→ EXERCISE DETAILS: Repeat, without any change, the entries presented below.

→ GIVEN INFORMATION:

================================

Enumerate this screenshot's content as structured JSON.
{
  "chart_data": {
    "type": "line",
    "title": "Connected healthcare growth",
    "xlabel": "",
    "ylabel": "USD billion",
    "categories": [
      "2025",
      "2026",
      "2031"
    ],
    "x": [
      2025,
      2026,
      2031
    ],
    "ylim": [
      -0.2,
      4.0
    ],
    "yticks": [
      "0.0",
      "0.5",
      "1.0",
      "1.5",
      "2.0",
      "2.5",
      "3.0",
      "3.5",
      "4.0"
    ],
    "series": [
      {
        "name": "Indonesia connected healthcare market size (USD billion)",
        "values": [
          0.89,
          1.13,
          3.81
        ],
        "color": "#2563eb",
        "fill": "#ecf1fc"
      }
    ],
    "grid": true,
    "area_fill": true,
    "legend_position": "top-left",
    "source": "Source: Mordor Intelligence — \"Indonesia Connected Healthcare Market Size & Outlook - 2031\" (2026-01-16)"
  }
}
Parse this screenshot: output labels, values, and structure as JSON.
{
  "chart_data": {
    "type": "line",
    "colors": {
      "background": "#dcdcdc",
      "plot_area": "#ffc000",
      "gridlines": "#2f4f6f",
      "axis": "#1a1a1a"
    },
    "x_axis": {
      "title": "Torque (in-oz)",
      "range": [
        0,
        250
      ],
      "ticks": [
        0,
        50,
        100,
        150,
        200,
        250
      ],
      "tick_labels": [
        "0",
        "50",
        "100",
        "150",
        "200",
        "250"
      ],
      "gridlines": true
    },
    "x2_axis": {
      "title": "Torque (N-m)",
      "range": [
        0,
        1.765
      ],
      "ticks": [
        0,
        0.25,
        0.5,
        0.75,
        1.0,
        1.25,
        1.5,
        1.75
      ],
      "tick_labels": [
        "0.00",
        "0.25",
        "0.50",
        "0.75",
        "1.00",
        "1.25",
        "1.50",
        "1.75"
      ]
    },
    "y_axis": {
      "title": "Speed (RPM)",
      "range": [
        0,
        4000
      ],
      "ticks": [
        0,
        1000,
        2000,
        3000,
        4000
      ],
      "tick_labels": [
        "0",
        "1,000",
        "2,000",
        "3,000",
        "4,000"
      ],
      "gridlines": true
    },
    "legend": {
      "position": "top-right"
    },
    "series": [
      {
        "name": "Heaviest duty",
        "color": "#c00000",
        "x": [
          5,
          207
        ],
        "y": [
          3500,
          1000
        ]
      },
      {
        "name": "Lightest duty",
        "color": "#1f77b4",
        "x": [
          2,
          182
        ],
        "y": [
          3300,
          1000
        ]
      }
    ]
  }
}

================================

→ COMPLETED TASK:
Enumerate this screenshot's content as structured JSON.
{
  "chart_data": {
    "type": "line",
    "title": "Connected healthcare growth",
    "xlabel": "",
    "ylabel": "USD billion",
    "categories": [
      "2025",
      "2026",
      "2031"
    ],
    "x": [
      2025,
      2026,
      2031
    ],
    "ylim": [
      -0.2,
      4.0
    ],
    "yticks": [
      "0.0",
      "0.5",
      "1.0",
      "1.5",
      "2.0",
      "2.5",
      "3.0",
      "3.5",
      "4.0"
    ],
    "series": [
      {
        "name": "Indonesia connected healthcare market size (USD billion)",
        "values": [
          0.89,
          1.13,
          3.81
        ],
        "color": "#2563eb",
        "fill": "#ecf1fc"
      }
    ],
    "grid": true,
    "area_fill": true,
    "legend_position": "top-left",
    "source": "Source: Mordor Intelligence — \"Indonesia Connected Healthcare Market Size & Outlook - 2031\" (2026-01-16)"
  }
}
Parse this screenshot: output labels, values, and structure as JSON.
{
  "chart_data": {
    "type": "line",
    "colors": {
      "background": "#dcdcdc",
      "plot_area": "#ffc000",
      "gridlines": "#2f4f6f",
      "axis": "#1a1a1a"
    },
    "x_axis": {
      "title": "Torque (in-oz)",
      "range": [
        0,
        250
      ],
      "ticks": [
        0,
        50,
        100,
        150,
        200,
        250
      ],
      "tick_labels": [
        "0",
        "50",
        "100",
        "150",
        "200",
        "250"
      ],
      "gridlines": true
    },
    "x2_axis": {
      "title": "Torque (N-m)",
      "range": [
        0,
        1.765
      ],
      "ticks": [
        0,
        0.25,
        0.5,
        0.75,
        1.0,
        1.25,
        1.5,
        1.75
      ],
      "tick_labels": [
        "0.00",
        "0.25",
        "0.50",
        "0.75",
        "1.00",
        "1.25",
        "1.50",
        "1.75"
      ]
    },
    "y_axis": {
      "title": "Speed (RPM)",
      "range": [
        0,
        4000
      ],
      "ticks": [
        0,
        1000,
        2000,
        3000,
        4000
      ],
      "tick_labels": [
        "0",
        "1,000",
        "2,000",
        "3,000",
        "4,000"
      ],
      "gridlines": true
    },
    "legend": {
      "position": "top-right"
    },
    "series": [
      {
        "name": "Heaviest duty",
        "color": "#c00000",
        "x": [
          5,
          207
        ],
        "y": [
          3500,
          1000
        ]
      },
      {
        "name": "Lightest duty",
        "color": "#1f77b4",
        "x": [
          2,
          182
        ],
        "y": [
          3300,
          1000
        ]
      }
    ]
  }
}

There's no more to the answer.